--- START Material provided ---

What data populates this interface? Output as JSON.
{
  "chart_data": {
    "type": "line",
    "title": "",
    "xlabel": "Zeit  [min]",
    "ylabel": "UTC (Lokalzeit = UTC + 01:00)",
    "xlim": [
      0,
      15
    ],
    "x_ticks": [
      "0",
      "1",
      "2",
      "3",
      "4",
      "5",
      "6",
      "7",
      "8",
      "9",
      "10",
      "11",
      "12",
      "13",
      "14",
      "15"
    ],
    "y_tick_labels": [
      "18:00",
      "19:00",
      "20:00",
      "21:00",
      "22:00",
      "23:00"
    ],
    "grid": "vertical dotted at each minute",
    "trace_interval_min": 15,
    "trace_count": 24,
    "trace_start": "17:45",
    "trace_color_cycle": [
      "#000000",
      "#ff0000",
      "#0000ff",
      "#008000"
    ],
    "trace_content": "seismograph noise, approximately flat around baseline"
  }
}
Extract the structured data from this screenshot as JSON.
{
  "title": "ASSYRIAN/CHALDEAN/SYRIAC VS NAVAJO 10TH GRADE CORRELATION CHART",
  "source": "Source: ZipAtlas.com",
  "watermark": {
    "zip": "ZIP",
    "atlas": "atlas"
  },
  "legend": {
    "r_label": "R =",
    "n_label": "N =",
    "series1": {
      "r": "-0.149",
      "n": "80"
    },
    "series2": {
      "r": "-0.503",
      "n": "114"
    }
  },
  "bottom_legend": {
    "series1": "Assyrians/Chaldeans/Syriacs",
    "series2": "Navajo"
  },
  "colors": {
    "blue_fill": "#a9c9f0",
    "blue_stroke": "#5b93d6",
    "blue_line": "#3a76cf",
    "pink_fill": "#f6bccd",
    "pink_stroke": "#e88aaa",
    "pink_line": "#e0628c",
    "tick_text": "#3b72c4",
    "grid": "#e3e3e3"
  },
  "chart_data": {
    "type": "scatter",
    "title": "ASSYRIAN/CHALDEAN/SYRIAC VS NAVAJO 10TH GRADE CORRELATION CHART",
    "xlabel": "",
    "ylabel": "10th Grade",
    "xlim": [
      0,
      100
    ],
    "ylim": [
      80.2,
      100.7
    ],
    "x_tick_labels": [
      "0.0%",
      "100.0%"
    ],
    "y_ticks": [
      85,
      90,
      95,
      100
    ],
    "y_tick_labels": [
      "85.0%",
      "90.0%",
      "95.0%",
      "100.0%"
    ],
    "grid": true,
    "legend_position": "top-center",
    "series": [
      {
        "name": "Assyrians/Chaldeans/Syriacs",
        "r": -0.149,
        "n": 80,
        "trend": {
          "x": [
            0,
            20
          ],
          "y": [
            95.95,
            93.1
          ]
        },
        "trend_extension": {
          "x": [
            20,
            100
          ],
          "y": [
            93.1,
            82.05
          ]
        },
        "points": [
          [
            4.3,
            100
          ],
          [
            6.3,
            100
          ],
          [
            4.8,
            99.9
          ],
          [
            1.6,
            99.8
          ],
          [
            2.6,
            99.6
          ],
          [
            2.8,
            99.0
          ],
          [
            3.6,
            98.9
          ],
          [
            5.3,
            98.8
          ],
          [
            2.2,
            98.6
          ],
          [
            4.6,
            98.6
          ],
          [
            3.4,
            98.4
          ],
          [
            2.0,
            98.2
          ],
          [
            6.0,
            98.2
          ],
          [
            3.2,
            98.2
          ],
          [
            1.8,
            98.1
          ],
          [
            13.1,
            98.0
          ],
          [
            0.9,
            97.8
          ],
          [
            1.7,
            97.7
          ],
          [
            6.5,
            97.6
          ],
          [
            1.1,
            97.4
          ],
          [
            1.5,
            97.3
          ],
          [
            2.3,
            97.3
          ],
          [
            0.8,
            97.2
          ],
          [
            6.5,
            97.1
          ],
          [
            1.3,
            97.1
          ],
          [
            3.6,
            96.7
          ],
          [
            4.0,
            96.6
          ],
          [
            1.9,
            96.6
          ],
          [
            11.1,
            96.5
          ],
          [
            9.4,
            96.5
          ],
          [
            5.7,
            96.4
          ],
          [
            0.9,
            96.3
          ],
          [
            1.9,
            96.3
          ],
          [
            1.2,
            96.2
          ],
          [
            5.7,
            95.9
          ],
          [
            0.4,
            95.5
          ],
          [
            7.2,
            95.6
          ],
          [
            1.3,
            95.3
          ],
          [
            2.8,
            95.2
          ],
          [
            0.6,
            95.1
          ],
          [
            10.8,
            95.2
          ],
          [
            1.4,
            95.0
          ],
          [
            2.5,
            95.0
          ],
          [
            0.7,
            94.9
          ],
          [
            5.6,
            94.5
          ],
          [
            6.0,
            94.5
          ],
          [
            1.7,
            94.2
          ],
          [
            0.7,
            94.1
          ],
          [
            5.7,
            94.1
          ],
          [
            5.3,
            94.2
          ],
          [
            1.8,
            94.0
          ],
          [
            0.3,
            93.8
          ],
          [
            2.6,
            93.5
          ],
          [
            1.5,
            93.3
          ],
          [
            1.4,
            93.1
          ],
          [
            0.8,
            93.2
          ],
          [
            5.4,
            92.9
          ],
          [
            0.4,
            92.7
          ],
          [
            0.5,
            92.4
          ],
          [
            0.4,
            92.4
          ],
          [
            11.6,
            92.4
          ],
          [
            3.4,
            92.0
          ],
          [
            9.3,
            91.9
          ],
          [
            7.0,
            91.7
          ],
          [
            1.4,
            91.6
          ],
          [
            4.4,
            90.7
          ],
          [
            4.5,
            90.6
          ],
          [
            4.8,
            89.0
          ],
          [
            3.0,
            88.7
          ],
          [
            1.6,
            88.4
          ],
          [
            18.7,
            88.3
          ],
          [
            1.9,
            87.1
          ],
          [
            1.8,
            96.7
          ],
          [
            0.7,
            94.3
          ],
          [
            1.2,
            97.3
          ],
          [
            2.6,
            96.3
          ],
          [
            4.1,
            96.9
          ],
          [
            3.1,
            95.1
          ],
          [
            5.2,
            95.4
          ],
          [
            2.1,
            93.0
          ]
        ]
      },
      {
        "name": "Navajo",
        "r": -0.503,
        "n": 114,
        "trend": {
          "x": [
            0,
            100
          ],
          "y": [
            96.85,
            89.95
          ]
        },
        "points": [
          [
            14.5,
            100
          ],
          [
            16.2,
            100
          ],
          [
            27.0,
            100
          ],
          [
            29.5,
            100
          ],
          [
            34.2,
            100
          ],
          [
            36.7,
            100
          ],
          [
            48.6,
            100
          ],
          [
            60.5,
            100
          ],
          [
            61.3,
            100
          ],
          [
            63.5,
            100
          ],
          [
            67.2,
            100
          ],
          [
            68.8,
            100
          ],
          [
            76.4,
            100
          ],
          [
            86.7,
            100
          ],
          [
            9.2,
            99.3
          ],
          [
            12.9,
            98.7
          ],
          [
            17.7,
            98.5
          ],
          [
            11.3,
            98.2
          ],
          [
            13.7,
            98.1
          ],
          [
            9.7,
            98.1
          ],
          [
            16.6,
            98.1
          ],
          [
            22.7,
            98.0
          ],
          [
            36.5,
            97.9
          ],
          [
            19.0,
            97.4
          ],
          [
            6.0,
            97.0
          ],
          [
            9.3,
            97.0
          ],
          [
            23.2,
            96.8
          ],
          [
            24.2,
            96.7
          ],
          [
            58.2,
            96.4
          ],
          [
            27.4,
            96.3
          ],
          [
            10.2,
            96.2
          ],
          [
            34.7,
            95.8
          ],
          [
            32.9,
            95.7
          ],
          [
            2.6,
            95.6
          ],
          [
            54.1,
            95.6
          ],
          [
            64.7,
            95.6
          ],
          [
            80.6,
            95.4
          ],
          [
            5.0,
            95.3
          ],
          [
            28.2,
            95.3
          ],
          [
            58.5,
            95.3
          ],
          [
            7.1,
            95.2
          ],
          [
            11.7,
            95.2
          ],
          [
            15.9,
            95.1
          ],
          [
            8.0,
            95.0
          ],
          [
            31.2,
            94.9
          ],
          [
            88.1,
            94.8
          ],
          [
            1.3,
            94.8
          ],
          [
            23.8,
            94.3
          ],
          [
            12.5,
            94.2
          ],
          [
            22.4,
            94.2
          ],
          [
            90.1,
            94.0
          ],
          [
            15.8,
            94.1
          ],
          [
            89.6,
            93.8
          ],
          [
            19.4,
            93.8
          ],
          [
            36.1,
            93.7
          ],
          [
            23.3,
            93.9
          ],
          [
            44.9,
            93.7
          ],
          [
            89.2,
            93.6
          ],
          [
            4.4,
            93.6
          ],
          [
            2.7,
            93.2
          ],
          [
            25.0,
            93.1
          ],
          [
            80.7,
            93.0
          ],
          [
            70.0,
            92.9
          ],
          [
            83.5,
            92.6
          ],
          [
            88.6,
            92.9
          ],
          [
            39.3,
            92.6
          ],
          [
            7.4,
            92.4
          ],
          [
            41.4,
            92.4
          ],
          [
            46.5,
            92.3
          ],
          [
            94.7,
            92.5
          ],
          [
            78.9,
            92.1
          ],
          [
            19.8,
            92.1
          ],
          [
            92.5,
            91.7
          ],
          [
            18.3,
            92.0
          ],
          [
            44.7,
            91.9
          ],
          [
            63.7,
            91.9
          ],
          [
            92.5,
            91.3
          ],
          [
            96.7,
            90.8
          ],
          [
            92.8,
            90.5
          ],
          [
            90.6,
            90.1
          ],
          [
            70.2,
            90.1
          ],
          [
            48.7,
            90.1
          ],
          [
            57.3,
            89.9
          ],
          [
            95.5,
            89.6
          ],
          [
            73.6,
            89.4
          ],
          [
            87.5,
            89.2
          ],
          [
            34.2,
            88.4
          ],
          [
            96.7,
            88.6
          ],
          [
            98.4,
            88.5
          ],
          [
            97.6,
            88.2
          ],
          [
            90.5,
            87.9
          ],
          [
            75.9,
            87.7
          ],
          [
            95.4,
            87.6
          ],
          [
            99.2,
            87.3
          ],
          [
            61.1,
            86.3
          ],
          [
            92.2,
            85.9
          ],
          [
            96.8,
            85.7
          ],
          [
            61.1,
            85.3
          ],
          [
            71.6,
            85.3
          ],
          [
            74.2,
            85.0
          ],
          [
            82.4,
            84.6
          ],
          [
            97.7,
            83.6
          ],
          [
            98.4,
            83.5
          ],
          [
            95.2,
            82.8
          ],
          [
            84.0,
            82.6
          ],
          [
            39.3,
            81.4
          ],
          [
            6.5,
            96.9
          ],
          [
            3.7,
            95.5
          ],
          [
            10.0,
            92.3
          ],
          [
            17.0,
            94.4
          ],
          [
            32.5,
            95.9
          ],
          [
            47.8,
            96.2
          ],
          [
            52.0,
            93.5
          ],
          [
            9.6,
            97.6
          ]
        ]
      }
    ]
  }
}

--- END Material provided ---

What to work on —
Identify lines with the string "Syriacs". Copy each one.

Exercise response —
    "series1": "Assyrians/Chaldeans/Syriacs",
        "name": "Assyrians/Chaldeans/Syriacs",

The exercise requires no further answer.